Stated exercise: Copy every record below exactly.

************

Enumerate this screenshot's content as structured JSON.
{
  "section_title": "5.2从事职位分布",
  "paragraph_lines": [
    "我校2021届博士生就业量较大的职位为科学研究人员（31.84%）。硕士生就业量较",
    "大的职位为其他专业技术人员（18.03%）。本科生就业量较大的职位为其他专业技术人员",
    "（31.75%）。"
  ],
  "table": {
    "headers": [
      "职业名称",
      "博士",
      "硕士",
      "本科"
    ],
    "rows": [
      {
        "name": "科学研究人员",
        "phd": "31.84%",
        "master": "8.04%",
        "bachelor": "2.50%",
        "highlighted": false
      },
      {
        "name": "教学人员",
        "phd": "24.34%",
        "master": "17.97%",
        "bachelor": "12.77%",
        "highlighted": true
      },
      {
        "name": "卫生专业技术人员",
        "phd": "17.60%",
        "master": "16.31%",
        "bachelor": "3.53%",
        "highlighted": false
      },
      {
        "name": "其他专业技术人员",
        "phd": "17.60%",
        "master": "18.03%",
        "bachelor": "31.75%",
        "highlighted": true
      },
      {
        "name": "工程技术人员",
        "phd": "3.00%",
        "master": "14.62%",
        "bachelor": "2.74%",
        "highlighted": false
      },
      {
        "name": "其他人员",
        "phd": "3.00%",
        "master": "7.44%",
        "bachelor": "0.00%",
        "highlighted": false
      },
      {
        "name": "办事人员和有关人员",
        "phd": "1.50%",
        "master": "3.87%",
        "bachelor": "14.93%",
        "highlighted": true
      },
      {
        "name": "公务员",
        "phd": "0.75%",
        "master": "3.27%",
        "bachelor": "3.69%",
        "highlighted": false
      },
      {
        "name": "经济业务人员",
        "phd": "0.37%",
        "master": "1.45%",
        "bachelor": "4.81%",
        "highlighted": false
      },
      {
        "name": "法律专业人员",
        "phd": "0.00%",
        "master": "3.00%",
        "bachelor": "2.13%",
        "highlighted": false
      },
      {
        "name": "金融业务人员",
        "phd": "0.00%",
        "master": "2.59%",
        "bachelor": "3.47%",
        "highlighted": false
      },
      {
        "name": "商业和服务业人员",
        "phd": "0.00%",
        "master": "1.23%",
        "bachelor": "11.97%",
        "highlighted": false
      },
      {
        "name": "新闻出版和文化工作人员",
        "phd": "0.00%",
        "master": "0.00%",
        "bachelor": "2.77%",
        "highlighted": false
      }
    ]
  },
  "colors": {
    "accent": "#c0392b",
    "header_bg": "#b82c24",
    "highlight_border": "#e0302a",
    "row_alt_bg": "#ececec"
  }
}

************

Response for this exercise:
Enumerate this screenshot's content as structured JSON.
{
  "section_title": "5.2从事职位分布",
  "paragraph_lines": [
    "我校2021届博士生就业量较大的职位为科学研究人员（31.84%）。硕士生就业量较",
    "大的职位为其他专业技术人员（18.03%）。本科生就业量较大的职位为其他专业技术人员",
    "（31.75%）。"
  ],
  "table": {
    "headers": [
      "职业名称",
      "博士",
      "硕士",
      "本科"
    ],
    "rows": [
      {
        "name": "科学研究人员",
        "phd": "31.84%",
        "master": "8.04%",
        "bachelor": "2.50%",
        "highlighted": false
      },
      {
        "name": "教学人员",
        "phd": "24.34%",
        "master": "17.97%",
        "bachelor": "12.77%",
        "highlighted": true
      },
      {
        "name": "卫生专业技术人员",
        "phd": "17.60%",
        "master": "16.31%",
        "bachelor": "3.53%",
        "highlighted": false
      },
      {
        "name": "其他专业技术人员",
        "phd": "17.60%",
        "master": "18.03%",
        "bachelor": "31.75%",
        "highlighted": true
      },
      {
        "name": "工程技术人员",
        "phd": "3.00%",
        "master": "14.62%",
        "bachelor": "2.74%",
        "highlighted": false
      },
      {
        "name": "其他人员",
        "phd": "3.00%",
        "master": "7.44%",
        "bachelor": "0.00%",
        "highlighted": false
      },
      {
        "name": "办事人员和有关人员",
        "phd": "1.50%",
        "master": "3.87%",
        "bachelor": "14.93%",
        "highlighted": true
      },
      {
        "name": "公务员",
        "phd": "0.75%",
        "master": "3.27%",
        "bachelor": "3.69%",
        "highlighted": false
      },
      {
        "name": "经济业务人员",
        "phd": "0.37%",
        "master": "1.45%",
        "bachelor": "4.81%",
        "highlighted": false
      },
      {
        "name": "法律专业人员",
        "phd": "0.00%",
        "master": "3.00%",
        "bachelor": "2.13%",
        "highlighted": false
      },
      {
        "name": "金融业务人员",
        "phd": "0.00%",
        "master": "2.59%",
        "bachelor": "3.47%",
        "highlighted": false
      },
      {
        "name": "商业和服务业人员",
        "phd": "0.00%",
        "master": "1.23%",
        "bachelor": "11.97%",
        "highlighted": false
      },
      {
        "name": "新闻出版和文化工作人员",
        "phd": "0.00%",
        "master": "0.00%",
        "bachelor": "2.77%",
        "highlighted": false
      }
    ]
  },
  "colors": {
    "accent": "#c0392b",
    "header_bg": "#b82c24",
    "highlight_border": "#e0302a",
    "row_alt_bg": "#ececec"
  }
}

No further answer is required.